Pick out every line that holds the string "this" and copy it.
▶
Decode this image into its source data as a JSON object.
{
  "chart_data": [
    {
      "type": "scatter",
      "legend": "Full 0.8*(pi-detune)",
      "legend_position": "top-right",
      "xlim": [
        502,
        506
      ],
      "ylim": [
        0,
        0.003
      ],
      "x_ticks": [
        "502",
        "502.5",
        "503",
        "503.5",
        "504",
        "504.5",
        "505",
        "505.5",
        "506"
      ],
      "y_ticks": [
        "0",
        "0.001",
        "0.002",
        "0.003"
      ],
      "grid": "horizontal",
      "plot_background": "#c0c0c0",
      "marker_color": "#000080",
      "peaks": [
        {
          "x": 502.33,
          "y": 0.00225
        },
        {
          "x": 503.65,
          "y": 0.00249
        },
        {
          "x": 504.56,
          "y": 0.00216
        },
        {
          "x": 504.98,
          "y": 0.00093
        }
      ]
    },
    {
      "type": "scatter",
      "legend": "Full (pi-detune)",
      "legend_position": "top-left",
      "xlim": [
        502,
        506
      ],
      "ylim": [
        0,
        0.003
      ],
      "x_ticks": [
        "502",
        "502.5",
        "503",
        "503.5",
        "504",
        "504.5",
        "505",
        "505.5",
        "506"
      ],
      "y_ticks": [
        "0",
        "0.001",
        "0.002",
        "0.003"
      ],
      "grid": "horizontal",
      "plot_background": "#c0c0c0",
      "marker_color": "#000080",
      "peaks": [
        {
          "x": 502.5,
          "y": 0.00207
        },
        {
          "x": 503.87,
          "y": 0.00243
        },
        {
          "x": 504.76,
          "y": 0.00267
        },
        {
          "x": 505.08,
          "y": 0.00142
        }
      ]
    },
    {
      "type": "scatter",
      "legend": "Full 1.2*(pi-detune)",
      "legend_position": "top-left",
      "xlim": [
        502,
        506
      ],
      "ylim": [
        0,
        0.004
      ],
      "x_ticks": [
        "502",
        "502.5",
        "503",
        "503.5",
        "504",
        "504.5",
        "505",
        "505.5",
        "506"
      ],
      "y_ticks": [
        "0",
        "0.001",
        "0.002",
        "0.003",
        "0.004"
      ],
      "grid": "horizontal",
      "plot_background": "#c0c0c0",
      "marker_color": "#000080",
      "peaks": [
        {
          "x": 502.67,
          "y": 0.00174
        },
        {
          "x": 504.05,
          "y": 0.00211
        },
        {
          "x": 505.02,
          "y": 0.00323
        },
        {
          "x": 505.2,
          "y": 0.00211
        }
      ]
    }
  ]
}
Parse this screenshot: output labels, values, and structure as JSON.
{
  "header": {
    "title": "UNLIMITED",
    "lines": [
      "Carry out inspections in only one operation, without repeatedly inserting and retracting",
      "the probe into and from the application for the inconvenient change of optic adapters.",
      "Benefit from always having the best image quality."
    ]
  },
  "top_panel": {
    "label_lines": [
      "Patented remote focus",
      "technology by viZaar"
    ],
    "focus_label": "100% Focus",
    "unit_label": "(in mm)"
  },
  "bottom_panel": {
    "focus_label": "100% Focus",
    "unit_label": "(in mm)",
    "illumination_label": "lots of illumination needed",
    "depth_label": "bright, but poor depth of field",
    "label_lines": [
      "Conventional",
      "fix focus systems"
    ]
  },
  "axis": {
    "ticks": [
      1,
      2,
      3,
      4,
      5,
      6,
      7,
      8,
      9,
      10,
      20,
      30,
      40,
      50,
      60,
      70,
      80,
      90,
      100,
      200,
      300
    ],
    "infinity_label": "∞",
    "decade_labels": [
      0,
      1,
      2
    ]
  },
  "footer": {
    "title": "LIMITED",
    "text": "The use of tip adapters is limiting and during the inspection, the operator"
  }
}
◀
▸ RESULT OF THE EXERCISE:
Decode this image into its source data as a JSON object.
Parse this screenshot: output labels, values, and structure as JSON.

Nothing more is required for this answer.